▸ Task to complete:
Copy out each line of the records below that contains the string "labels".

********

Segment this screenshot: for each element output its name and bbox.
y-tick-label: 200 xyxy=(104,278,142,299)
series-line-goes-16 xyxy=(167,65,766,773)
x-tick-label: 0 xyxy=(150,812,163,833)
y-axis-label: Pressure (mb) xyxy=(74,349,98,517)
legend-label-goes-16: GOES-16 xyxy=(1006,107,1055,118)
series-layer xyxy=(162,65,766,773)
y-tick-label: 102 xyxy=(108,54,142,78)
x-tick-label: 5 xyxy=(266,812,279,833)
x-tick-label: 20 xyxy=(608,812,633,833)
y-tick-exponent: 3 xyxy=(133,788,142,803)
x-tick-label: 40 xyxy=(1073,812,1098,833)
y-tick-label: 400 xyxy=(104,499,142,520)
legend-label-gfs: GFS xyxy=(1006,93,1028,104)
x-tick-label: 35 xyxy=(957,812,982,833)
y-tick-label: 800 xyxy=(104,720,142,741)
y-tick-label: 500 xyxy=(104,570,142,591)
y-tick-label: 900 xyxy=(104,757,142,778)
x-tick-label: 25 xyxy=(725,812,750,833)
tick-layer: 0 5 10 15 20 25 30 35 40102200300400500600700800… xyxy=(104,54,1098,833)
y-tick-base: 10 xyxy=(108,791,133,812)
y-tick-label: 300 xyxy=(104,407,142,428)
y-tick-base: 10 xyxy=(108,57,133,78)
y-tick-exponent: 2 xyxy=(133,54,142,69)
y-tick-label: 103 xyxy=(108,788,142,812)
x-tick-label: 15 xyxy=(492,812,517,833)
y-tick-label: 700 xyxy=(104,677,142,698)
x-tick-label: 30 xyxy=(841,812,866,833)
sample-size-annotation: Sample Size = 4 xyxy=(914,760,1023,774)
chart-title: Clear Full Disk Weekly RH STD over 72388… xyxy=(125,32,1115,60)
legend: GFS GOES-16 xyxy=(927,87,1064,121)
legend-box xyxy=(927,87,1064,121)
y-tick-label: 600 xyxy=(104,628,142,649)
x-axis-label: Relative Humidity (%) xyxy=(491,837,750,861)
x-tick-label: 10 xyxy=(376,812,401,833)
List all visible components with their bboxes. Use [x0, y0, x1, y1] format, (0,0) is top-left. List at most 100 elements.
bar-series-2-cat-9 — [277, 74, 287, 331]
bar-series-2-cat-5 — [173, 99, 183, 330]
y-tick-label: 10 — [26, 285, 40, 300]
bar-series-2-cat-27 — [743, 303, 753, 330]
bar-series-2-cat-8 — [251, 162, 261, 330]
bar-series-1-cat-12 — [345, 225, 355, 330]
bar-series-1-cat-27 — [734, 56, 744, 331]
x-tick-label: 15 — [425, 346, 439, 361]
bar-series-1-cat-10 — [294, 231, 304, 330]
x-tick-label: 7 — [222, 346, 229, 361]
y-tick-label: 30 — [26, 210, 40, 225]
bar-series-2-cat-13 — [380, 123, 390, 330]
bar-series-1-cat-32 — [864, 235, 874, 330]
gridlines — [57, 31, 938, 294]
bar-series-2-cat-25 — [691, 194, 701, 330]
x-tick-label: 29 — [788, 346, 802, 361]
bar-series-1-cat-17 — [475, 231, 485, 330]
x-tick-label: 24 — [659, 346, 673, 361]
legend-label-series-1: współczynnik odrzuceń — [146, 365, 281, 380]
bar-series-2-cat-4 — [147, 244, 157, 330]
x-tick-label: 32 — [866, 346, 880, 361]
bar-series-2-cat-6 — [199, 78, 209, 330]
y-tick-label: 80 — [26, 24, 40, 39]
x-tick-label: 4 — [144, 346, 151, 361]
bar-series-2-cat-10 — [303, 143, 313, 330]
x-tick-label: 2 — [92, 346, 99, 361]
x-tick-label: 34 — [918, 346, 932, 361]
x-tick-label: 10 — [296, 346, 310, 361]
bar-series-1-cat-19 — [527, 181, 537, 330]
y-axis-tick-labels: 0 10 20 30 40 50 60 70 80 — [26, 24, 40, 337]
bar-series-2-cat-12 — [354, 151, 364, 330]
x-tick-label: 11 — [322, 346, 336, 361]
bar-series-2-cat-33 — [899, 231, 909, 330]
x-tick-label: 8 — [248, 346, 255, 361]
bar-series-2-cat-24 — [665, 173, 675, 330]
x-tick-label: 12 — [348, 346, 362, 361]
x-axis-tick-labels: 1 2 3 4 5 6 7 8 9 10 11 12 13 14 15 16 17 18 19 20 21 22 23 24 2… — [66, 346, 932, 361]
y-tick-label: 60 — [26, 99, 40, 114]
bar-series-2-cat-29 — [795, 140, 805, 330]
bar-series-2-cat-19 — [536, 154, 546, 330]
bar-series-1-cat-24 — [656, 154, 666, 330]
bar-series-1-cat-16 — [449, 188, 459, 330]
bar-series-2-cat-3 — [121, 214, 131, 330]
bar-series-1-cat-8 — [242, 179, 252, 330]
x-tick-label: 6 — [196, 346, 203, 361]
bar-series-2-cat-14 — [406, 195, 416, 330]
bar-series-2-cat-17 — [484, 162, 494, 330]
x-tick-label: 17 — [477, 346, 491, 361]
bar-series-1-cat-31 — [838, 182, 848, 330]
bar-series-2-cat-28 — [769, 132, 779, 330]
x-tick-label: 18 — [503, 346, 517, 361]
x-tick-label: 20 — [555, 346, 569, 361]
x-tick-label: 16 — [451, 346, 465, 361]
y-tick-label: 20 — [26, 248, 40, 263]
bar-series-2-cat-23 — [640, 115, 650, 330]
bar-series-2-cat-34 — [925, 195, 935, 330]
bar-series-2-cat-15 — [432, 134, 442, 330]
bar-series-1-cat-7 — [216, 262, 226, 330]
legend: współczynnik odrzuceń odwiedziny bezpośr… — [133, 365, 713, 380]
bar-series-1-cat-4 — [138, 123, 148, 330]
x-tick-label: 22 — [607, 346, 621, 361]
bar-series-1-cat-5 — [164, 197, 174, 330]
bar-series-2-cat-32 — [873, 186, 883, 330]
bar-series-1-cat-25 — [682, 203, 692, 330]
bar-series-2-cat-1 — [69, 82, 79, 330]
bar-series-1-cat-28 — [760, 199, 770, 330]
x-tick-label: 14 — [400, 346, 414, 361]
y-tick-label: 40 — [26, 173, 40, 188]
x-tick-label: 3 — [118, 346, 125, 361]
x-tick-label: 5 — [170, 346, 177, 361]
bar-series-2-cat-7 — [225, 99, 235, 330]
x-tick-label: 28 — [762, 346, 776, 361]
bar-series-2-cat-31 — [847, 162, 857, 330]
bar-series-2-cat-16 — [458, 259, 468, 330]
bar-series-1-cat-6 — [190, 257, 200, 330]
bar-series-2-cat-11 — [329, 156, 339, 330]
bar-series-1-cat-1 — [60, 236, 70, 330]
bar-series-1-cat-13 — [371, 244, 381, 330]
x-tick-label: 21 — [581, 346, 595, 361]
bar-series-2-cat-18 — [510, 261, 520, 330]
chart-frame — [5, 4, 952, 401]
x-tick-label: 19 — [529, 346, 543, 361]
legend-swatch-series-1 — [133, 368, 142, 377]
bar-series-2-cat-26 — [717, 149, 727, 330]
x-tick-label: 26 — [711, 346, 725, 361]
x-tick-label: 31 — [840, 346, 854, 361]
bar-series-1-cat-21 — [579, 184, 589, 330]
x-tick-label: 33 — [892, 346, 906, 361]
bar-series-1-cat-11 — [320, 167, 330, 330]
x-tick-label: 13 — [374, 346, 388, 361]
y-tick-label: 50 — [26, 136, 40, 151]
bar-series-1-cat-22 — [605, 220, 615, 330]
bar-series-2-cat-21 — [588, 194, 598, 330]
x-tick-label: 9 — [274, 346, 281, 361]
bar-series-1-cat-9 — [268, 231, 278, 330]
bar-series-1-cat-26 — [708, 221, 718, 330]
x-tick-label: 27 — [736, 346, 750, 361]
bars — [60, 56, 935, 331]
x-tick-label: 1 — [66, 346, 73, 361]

********

▸ Response below:
y-axis-tick-labels: 0 10 20 30 40 50 60 70 80 — [26, 24, 40, 337]
x-axis-tick-labels: 1 2 3 4 5 6 7 8 9 10 11 12 13 14 15 16 17 18 19 20 21 22 23 24 2… — [66, 346, 932, 361]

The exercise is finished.